▶ [EXTRACTED MATERIAL]:
>>>>>

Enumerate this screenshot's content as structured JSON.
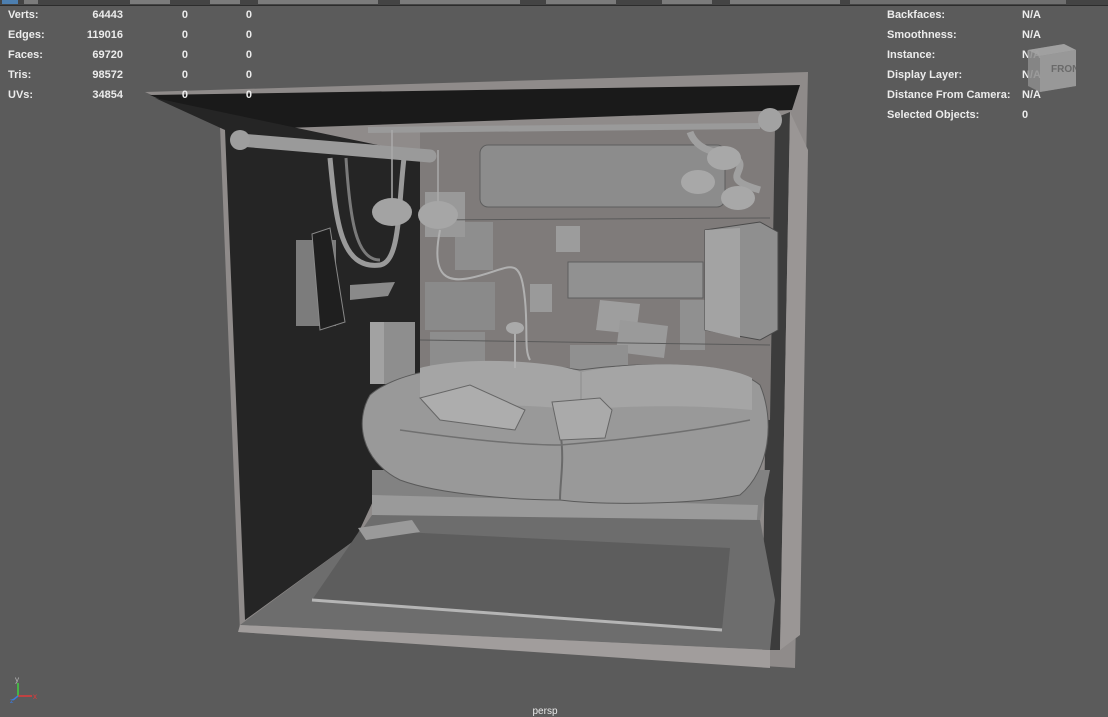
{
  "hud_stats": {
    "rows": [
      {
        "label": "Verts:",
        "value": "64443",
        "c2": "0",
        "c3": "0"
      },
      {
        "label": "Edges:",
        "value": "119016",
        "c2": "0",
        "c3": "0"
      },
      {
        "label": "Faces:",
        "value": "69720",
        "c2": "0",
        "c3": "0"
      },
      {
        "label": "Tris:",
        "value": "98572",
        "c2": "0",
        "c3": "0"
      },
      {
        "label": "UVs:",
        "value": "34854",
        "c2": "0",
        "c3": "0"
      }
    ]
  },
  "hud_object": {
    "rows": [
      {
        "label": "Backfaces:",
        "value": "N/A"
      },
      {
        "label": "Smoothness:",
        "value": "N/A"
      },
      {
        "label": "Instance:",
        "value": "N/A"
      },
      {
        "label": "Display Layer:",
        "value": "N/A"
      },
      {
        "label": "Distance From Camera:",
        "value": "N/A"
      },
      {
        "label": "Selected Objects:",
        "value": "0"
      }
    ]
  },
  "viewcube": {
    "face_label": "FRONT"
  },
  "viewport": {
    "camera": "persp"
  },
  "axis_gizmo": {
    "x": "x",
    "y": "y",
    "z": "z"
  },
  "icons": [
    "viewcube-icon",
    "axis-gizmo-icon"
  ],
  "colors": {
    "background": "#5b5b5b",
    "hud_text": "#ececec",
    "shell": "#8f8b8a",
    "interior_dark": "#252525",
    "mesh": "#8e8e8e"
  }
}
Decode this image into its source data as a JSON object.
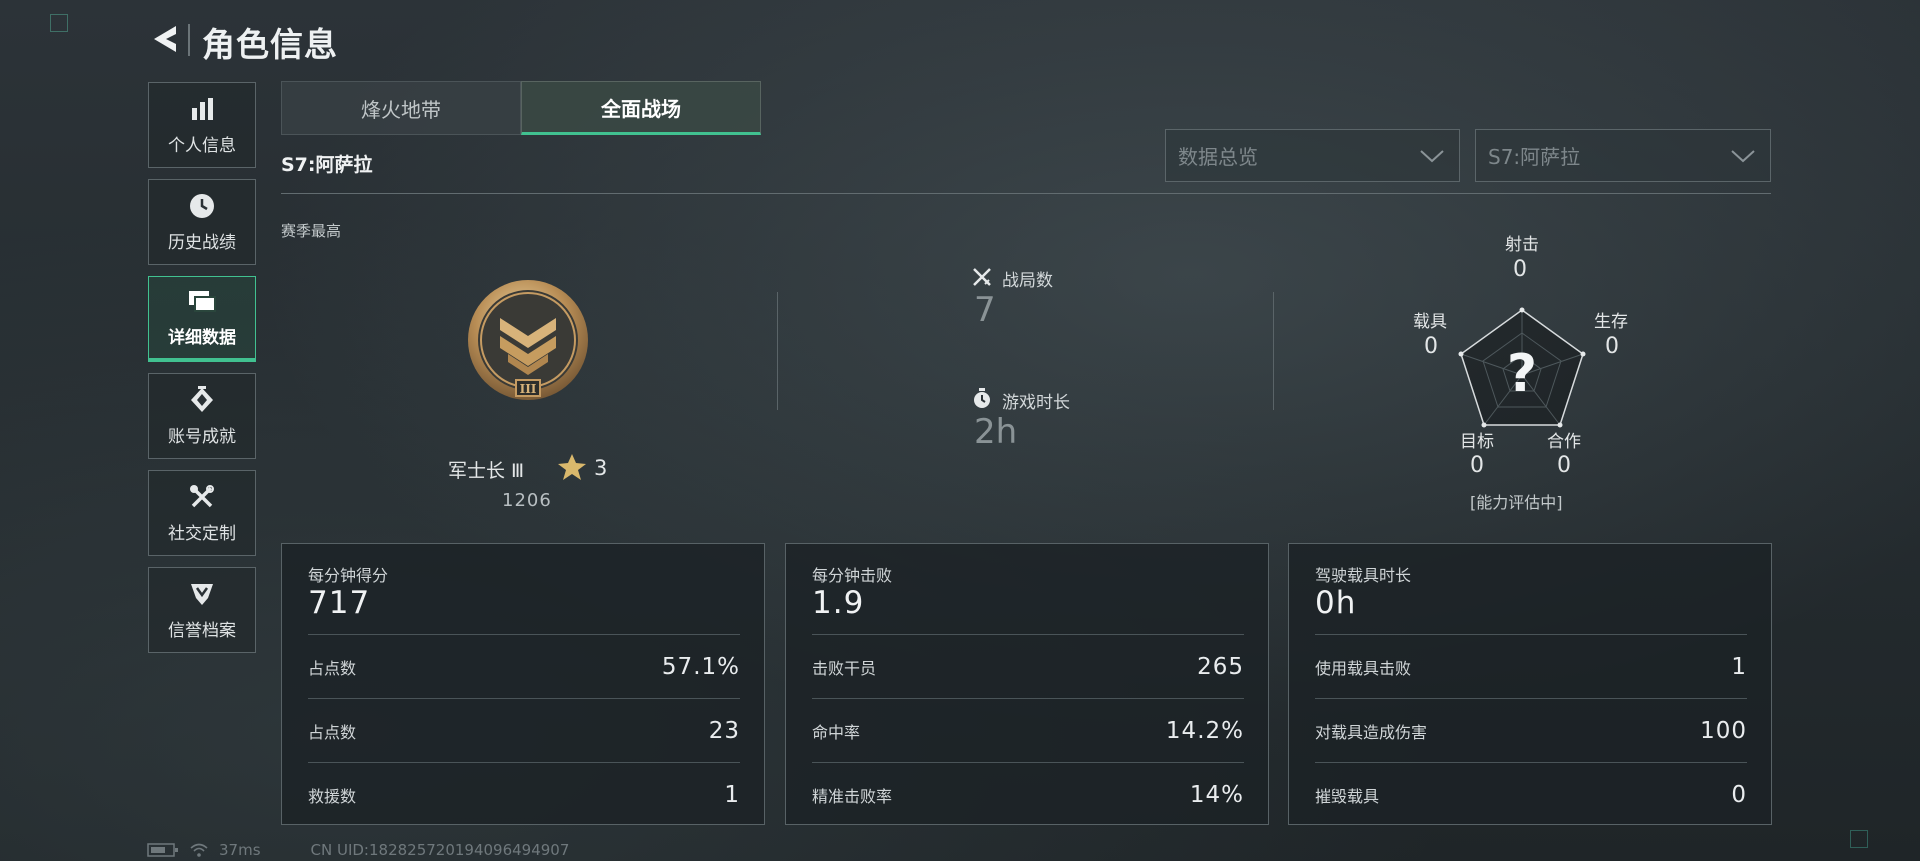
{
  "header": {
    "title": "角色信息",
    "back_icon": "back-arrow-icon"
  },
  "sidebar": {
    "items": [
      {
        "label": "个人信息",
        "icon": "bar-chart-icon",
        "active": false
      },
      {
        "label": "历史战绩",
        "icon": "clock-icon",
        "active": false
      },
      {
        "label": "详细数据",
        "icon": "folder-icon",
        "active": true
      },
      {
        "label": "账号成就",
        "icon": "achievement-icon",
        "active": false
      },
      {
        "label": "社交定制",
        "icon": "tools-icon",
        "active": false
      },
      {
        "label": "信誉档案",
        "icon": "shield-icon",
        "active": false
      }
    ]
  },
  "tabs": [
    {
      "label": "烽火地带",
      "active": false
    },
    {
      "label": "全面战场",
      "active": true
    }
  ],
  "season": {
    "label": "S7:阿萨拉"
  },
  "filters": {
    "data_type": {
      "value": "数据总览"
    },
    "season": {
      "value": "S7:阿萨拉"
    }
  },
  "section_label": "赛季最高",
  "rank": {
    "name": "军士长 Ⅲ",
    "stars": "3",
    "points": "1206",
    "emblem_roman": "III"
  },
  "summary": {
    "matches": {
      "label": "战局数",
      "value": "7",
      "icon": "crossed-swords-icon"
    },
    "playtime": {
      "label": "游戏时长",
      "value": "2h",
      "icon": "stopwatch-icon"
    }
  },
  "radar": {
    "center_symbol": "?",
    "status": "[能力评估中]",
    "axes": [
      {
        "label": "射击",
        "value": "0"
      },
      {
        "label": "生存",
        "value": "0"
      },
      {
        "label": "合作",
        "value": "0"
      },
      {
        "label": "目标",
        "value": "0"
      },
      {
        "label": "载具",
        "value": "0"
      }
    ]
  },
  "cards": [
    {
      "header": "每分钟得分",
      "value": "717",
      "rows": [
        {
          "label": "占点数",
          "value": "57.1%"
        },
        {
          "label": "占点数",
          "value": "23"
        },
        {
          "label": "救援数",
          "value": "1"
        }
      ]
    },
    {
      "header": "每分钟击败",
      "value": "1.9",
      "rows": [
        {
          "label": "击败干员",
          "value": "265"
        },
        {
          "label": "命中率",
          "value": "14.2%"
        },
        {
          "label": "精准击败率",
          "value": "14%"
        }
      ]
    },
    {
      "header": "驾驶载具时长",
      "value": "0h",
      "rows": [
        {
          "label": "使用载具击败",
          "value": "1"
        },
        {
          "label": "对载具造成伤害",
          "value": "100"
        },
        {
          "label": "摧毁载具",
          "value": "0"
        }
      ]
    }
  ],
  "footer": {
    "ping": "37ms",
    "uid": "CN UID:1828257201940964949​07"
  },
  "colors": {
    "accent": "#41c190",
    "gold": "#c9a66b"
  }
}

<<<<<
>>>>>

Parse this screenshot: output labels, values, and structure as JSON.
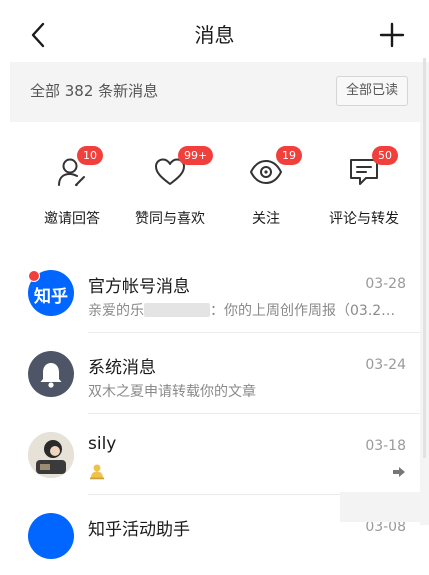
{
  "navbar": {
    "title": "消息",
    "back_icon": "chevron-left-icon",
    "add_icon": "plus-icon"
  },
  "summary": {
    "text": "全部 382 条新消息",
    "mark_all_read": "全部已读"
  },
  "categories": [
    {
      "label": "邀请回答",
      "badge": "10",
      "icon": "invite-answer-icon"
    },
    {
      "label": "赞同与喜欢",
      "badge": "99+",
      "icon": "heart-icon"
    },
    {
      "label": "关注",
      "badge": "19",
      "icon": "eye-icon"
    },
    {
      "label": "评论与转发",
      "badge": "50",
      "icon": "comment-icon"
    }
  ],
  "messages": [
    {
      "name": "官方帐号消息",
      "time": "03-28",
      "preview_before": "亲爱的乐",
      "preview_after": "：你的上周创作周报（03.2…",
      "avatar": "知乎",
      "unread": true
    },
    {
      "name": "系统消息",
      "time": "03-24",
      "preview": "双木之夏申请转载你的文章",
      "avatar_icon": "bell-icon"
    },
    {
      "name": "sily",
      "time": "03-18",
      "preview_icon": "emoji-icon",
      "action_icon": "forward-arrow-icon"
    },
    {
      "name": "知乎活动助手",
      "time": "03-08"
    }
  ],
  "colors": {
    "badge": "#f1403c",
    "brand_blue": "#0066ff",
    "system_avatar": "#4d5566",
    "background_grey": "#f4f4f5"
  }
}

<<<<<
>>>>>

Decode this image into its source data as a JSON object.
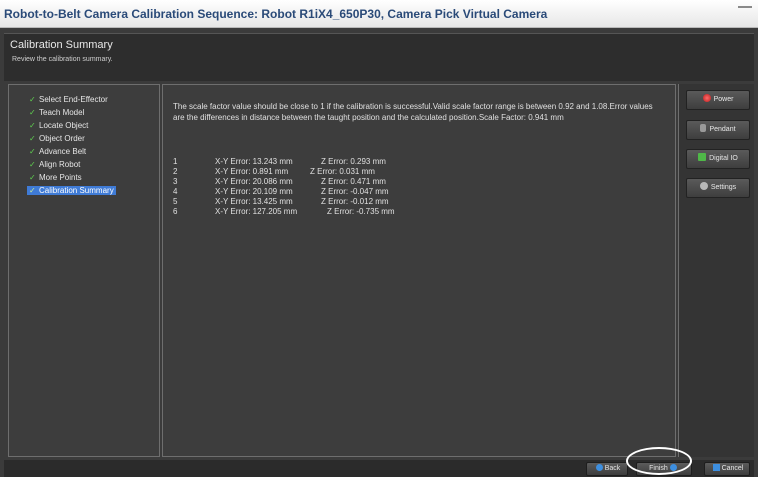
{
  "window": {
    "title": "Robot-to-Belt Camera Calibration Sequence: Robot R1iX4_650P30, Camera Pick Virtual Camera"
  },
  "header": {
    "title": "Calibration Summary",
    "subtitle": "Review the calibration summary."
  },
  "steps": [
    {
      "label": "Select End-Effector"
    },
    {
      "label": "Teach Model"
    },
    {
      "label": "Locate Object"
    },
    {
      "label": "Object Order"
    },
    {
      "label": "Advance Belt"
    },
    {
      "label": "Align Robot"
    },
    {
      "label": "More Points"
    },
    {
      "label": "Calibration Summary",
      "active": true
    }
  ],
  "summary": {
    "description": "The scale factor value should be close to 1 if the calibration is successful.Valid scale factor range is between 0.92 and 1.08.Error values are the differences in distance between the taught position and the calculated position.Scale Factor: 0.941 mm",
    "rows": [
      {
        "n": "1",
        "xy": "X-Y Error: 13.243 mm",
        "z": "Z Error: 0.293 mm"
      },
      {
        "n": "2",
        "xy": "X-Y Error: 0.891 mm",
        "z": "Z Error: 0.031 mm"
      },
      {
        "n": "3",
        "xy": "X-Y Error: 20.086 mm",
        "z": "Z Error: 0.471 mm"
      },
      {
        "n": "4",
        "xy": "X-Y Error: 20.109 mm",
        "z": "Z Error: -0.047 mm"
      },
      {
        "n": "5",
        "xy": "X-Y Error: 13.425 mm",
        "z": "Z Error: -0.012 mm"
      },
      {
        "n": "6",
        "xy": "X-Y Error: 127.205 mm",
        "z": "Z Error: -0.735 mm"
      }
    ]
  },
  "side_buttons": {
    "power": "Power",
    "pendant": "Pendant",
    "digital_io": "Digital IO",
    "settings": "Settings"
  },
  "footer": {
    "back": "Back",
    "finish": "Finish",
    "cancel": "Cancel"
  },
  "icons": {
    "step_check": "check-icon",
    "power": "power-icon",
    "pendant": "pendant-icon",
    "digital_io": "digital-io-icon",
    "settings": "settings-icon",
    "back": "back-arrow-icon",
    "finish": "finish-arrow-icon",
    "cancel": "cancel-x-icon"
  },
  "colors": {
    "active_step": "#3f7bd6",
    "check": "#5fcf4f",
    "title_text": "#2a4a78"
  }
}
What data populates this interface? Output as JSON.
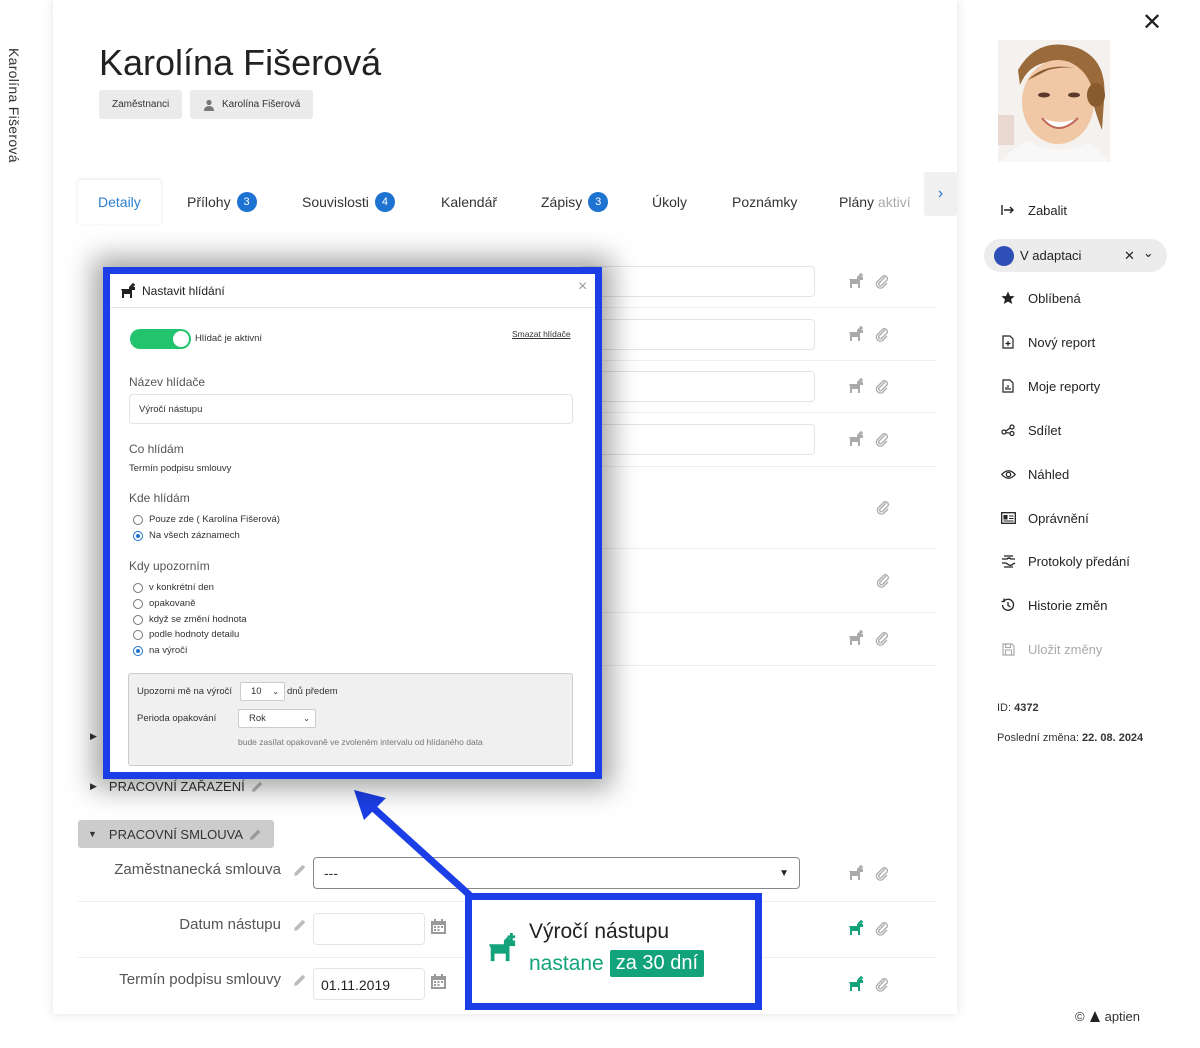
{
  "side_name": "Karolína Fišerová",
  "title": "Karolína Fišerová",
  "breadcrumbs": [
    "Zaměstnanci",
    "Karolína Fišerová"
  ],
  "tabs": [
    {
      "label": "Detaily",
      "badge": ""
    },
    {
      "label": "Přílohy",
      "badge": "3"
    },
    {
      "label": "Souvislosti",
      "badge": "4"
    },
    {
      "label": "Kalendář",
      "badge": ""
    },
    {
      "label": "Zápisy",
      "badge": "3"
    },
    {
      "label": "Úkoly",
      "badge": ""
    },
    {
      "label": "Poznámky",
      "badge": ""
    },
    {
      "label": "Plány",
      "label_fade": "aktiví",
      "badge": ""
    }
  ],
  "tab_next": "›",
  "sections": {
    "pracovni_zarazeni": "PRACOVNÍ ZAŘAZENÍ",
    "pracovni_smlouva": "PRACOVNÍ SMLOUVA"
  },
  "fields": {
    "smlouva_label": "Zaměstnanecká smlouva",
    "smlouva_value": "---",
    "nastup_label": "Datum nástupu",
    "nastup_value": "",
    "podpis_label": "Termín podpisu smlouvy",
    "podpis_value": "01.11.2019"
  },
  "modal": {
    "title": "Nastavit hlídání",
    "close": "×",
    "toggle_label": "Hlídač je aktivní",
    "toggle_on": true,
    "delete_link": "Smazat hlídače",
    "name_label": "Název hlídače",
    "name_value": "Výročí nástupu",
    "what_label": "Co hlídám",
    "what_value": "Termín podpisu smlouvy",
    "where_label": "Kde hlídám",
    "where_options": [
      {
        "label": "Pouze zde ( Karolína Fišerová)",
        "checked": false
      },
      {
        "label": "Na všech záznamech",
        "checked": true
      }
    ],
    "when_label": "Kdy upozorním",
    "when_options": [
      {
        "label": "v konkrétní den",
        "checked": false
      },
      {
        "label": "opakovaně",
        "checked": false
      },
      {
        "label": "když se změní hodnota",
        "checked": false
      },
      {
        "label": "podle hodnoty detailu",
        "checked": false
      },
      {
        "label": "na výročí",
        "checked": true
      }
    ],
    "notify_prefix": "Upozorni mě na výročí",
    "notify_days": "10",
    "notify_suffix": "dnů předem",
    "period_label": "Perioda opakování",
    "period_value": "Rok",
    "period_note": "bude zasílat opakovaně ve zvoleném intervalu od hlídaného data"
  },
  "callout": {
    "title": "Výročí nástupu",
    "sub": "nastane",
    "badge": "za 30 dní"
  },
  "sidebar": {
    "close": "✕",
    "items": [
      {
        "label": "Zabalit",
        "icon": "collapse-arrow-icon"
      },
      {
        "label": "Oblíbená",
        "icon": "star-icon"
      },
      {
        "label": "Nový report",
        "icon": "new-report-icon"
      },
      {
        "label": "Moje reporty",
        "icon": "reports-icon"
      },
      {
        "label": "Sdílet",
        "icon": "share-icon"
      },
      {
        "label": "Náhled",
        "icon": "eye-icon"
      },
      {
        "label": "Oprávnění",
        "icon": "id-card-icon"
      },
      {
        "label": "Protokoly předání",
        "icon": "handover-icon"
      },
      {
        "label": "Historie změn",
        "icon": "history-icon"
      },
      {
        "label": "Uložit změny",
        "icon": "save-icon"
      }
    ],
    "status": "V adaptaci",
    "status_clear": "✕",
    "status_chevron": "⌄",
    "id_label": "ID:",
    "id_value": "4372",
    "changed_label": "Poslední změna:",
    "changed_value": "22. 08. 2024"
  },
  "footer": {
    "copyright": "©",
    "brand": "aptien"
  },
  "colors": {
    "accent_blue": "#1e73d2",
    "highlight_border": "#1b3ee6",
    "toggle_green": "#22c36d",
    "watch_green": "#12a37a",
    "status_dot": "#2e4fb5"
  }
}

<<<<<

▶ [THE REQUEST]:
Copy all lines from the material that hold "Fišerová".

▶ [FINISHED TASK]:
  "side_name": "Karolína Fišerová",
  "title": "Karolína Fišerová",
    "Karolína Fišerová"
        "label": "Pouze zde ( Karolína Fišerová)",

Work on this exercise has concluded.